Records for this exercise.
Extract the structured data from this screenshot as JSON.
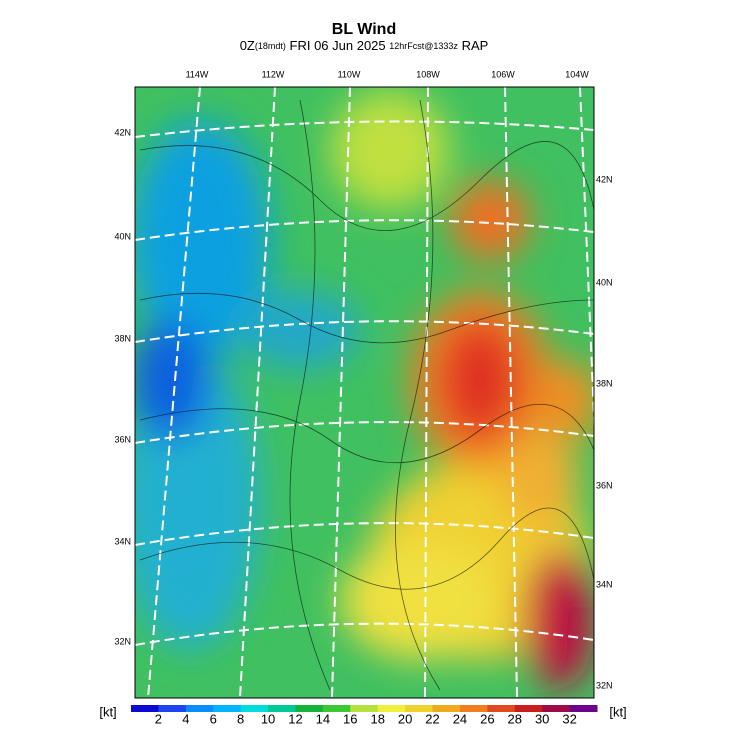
{
  "header": {
    "title": "BL Wind",
    "subtitle": [
      "0Z",
      "(18mdt)",
      "FRI 06 Jun 2025",
      "12hrFcst@1333z",
      "RAP"
    ]
  },
  "map": {
    "lon_labels": [
      "114W",
      "112W",
      "110W",
      "108W",
      "106W",
      "104W"
    ],
    "lat_labels_left": [
      "42N",
      "40N",
      "38N",
      "36N",
      "34N",
      "32N"
    ],
    "lat_labels_right": [
      "42N",
      "40N",
      "38N",
      "36N",
      "34N",
      "32N"
    ]
  },
  "colorbar": {
    "unit_left": "[kt]",
    "unit_right": "[kt]",
    "labels": [
      2,
      4,
      6,
      8,
      10,
      12,
      14,
      16,
      18,
      20,
      22,
      24,
      26,
      28,
      30,
      32
    ]
  }
}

Exercise task. Write out the material above once more, exactly as it reads, with no pictures.

Written solution.
Extract the structured data from this screenshot as JSON.
{
  "header": {
    "title": "BL Wind",
    "subtitle": [
      "0Z",
      "(18mdt)",
      "FRI 06 Jun 2025",
      "12hrFcst@1333z",
      "RAP"
    ]
  },
  "map": {
    "lon_labels": [
      "114W",
      "112W",
      "110W",
      "108W",
      "106W",
      "104W"
    ],
    "lat_labels_left": [
      "42N",
      "40N",
      "38N",
      "36N",
      "34N",
      "32N"
    ],
    "lat_labels_right": [
      "42N",
      "40N",
      "38N",
      "36N",
      "34N",
      "32N"
    ]
  },
  "colorbar": {
    "unit_left": "[kt]",
    "unit_right": "[kt]",
    "labels": [
      2,
      4,
      6,
      8,
      10,
      12,
      14,
      16,
      18,
      20,
      22,
      24,
      26,
      28,
      30,
      32
    ]
  }
}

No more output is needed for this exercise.